--- start Exercise data ---
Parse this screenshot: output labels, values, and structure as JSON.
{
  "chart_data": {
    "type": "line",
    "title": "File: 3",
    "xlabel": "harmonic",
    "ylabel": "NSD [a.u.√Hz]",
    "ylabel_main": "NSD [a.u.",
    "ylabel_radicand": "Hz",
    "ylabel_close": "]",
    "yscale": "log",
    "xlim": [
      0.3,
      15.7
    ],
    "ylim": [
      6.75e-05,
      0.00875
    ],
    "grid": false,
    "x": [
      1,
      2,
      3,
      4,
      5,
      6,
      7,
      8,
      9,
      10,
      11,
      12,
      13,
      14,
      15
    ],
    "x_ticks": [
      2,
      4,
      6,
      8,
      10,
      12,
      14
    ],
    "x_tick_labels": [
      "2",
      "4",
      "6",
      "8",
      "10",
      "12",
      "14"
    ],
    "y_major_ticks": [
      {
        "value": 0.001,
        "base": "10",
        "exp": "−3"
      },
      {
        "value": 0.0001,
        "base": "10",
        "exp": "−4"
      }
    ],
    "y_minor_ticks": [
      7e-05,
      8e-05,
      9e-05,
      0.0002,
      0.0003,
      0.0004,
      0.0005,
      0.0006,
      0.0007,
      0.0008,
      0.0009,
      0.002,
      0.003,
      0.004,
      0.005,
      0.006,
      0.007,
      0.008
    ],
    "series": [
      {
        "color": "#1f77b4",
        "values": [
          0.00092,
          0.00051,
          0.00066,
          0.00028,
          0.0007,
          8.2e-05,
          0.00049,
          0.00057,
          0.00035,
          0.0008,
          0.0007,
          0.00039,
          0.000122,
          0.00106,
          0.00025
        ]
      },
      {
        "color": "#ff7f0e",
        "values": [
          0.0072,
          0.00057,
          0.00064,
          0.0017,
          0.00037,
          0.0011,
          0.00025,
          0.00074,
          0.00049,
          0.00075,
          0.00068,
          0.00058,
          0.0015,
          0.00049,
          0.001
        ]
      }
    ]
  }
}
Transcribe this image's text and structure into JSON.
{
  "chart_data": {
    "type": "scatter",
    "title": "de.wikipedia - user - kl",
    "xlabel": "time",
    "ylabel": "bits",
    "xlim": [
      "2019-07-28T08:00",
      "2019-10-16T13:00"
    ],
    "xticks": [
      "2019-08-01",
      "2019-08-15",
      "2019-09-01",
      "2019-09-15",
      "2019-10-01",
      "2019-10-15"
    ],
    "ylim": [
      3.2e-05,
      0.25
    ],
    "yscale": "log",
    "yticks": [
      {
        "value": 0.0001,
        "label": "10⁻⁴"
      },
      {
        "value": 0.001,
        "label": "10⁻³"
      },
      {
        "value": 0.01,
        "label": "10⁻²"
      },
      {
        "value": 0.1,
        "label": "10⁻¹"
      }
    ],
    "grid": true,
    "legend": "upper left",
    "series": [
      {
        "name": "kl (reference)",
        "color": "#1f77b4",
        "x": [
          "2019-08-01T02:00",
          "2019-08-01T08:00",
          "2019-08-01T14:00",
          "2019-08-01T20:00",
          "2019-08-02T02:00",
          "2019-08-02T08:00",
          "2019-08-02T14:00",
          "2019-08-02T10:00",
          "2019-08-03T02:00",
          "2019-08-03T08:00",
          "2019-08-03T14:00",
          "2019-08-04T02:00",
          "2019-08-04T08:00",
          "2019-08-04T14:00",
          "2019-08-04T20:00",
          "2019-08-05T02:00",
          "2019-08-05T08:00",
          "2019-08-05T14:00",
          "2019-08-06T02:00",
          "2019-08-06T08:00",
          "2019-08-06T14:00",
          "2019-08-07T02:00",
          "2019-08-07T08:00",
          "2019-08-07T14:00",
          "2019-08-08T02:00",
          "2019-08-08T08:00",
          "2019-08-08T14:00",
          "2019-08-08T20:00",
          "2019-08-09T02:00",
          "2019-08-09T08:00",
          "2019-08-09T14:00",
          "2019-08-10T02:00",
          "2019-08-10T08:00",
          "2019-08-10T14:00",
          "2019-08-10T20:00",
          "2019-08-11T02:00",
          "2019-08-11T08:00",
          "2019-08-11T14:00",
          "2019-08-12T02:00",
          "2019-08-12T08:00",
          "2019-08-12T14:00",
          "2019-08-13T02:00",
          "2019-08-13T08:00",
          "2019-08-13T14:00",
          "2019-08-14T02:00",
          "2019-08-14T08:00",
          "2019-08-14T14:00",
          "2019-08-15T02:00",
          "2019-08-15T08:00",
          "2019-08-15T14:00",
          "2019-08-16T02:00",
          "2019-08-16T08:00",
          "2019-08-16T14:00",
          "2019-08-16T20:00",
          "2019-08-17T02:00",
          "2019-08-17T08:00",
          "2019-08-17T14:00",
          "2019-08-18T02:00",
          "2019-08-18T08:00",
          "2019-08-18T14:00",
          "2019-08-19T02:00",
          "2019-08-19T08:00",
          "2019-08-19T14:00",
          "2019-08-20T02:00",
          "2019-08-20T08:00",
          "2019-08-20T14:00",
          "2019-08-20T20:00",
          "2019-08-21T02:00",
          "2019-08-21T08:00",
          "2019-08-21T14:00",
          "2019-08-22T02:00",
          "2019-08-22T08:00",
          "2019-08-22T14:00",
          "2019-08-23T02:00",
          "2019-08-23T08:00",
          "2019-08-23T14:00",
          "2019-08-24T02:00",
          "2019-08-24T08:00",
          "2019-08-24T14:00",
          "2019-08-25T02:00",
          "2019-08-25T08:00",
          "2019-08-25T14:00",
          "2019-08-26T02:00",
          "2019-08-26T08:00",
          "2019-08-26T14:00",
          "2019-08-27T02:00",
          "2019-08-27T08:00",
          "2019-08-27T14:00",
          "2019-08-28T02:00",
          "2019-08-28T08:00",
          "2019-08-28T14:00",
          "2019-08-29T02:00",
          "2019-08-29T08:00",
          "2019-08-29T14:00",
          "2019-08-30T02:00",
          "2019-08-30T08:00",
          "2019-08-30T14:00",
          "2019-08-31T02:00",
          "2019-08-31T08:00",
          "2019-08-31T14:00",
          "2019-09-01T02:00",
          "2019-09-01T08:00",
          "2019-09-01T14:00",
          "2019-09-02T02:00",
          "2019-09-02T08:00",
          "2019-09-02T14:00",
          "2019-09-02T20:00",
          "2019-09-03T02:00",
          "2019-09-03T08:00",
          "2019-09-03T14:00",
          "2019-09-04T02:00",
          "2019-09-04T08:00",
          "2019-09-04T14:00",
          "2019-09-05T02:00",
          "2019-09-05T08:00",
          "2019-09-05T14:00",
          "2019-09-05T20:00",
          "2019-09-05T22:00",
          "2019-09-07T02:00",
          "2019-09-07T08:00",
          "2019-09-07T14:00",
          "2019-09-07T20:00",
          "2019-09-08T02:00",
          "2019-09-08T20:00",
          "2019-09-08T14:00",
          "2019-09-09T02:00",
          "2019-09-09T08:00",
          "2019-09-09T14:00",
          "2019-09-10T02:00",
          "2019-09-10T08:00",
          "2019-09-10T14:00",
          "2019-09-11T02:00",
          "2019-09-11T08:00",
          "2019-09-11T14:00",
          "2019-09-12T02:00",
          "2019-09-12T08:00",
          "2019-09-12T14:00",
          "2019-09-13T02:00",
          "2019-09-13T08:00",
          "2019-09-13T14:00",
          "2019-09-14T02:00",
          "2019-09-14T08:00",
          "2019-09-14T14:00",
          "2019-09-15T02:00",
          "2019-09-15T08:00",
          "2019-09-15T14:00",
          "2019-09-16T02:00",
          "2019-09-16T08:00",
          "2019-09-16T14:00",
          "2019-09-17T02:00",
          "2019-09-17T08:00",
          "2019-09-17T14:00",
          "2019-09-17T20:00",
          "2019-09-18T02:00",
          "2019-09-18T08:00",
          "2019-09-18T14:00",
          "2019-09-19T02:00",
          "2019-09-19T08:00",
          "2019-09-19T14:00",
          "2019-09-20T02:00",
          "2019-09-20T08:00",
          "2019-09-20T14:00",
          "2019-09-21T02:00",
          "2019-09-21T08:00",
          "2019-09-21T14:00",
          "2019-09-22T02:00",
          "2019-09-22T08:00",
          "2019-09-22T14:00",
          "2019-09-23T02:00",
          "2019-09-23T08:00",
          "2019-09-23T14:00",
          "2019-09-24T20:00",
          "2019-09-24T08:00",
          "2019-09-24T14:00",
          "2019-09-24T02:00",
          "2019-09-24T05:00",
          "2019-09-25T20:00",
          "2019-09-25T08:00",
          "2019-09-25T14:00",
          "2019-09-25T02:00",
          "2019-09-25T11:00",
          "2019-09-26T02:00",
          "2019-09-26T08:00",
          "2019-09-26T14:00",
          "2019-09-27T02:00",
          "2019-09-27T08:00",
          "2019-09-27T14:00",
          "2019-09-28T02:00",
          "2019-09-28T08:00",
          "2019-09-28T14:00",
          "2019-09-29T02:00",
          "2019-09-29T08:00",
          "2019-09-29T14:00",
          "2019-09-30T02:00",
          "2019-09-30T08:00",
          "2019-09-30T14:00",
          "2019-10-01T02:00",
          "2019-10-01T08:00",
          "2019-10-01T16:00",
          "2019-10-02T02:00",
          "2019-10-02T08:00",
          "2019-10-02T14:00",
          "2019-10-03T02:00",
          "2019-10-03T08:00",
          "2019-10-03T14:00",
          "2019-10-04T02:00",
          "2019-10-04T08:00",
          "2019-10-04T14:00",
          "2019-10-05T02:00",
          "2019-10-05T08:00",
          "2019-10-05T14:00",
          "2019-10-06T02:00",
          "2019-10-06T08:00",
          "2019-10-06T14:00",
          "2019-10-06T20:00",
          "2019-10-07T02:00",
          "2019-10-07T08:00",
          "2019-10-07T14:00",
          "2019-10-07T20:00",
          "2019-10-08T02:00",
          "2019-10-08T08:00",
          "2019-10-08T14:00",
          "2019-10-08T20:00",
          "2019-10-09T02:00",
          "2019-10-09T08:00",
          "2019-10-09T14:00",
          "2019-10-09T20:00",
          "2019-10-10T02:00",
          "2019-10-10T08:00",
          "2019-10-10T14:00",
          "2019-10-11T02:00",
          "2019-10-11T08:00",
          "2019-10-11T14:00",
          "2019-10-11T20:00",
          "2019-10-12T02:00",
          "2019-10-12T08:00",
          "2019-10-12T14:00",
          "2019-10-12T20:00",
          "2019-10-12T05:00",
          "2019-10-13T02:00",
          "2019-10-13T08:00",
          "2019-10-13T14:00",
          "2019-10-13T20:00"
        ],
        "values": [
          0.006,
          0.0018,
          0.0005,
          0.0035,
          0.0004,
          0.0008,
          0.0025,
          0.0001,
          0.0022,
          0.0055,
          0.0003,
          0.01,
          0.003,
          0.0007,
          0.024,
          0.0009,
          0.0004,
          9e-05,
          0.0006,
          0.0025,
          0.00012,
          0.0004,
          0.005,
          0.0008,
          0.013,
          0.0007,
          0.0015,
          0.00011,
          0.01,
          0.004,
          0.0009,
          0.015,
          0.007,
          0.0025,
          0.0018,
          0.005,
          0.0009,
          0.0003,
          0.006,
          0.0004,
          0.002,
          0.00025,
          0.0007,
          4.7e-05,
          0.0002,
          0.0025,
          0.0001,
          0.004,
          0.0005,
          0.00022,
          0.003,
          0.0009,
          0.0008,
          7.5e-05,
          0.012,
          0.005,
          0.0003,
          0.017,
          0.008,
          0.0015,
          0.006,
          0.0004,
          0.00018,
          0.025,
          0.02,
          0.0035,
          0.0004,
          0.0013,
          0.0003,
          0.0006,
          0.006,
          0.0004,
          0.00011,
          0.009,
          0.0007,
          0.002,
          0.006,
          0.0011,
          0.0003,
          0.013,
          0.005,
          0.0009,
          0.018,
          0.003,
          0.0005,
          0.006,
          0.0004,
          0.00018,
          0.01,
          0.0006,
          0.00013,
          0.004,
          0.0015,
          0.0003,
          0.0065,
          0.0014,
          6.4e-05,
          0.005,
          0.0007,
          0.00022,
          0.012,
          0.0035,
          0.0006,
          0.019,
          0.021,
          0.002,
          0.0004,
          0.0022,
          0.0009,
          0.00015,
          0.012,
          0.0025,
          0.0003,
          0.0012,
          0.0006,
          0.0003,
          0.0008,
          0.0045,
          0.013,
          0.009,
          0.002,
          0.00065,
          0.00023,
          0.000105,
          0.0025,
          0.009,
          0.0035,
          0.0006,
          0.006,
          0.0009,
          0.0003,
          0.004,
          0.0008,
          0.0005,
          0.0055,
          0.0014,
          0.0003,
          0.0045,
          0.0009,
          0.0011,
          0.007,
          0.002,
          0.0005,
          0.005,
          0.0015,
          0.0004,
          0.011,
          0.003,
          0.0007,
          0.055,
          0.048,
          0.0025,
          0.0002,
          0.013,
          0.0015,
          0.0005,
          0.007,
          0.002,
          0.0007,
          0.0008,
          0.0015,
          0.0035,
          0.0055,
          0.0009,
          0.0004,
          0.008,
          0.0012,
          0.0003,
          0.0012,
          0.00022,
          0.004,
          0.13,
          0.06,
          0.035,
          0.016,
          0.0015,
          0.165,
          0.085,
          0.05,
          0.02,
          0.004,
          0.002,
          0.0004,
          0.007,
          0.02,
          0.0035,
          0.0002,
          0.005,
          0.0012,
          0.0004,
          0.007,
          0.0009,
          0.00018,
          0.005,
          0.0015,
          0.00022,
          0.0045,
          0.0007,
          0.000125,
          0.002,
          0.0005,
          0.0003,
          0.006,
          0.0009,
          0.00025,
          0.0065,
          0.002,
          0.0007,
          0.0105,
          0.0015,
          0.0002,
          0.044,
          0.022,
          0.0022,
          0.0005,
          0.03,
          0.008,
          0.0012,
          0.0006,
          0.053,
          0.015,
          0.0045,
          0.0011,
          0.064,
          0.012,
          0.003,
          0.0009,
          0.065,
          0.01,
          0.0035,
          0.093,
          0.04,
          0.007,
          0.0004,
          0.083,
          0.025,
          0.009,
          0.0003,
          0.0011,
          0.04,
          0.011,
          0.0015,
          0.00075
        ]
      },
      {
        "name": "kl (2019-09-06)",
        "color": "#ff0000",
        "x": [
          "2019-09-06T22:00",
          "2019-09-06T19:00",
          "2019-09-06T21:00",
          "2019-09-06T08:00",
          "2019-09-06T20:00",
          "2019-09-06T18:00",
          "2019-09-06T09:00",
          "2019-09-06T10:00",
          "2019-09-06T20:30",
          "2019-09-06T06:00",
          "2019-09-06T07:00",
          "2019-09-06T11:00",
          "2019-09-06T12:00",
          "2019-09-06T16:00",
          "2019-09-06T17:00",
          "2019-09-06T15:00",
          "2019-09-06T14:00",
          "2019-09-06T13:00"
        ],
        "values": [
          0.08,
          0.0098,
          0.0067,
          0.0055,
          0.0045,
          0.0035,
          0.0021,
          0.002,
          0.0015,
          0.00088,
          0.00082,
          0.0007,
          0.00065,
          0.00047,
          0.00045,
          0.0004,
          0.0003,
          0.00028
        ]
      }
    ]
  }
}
--- end Exercise data ---
Given request — Pick out the lines that contain "this" and copy them.

Answer to the problem —
Parse this screenshot: output labels, values, and structure as JSON.
Transcribe this image's text and structure into JSON.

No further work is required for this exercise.